__Task objective__. Tally the lines in the following entries that include the word "JSON"; state only the total.

__Task material__.
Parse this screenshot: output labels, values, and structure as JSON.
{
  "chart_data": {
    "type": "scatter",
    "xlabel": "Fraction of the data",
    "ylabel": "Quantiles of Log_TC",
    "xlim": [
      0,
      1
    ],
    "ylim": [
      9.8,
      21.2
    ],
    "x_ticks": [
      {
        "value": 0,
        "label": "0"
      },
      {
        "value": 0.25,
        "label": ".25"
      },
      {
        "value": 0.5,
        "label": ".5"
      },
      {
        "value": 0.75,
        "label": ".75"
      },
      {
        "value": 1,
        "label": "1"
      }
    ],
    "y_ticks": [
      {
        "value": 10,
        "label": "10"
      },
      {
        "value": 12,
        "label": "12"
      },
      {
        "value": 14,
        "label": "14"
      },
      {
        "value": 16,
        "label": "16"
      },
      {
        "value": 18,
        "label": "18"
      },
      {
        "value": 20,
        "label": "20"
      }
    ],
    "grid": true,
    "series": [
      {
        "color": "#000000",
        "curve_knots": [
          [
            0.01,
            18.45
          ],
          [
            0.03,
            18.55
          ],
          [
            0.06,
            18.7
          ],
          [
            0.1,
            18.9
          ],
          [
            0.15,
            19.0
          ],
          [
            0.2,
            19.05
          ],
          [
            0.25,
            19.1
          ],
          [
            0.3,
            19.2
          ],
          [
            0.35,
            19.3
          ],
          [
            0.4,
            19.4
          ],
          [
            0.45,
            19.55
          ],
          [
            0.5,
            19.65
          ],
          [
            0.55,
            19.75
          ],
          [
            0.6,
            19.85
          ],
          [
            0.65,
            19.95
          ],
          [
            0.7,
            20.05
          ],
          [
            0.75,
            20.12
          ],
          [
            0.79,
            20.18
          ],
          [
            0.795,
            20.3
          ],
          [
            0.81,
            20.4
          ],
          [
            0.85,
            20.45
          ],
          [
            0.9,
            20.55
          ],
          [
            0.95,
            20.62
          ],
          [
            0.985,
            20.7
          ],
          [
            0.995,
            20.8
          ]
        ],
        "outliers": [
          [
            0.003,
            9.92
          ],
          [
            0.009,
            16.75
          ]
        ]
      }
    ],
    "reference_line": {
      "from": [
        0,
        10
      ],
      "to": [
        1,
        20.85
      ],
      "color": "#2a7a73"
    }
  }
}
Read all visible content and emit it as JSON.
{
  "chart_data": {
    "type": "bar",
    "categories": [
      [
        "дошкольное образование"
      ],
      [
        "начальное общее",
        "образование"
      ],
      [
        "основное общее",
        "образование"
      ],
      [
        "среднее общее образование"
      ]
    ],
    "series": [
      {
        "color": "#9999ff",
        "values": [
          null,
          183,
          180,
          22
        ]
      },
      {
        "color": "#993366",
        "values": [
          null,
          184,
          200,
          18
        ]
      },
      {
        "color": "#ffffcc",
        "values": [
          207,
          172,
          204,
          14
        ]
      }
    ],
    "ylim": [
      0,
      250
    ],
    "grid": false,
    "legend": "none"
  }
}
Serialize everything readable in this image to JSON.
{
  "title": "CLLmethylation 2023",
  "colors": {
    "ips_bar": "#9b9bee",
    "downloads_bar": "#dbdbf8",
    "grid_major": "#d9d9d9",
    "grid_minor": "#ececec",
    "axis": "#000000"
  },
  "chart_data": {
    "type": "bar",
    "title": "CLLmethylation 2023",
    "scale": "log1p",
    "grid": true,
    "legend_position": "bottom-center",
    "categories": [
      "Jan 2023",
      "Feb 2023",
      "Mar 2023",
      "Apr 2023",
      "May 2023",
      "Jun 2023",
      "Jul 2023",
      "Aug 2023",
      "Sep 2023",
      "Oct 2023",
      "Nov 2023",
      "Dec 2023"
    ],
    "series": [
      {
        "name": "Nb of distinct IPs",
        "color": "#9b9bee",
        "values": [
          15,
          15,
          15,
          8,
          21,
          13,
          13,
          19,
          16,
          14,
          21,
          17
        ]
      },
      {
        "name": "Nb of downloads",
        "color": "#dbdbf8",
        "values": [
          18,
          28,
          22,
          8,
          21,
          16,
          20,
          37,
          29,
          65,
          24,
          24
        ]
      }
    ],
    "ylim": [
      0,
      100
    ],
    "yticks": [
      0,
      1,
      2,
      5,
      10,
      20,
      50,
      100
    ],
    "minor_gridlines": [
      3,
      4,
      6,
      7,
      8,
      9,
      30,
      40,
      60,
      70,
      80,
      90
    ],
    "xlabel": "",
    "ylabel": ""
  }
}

__Exercise output__. 3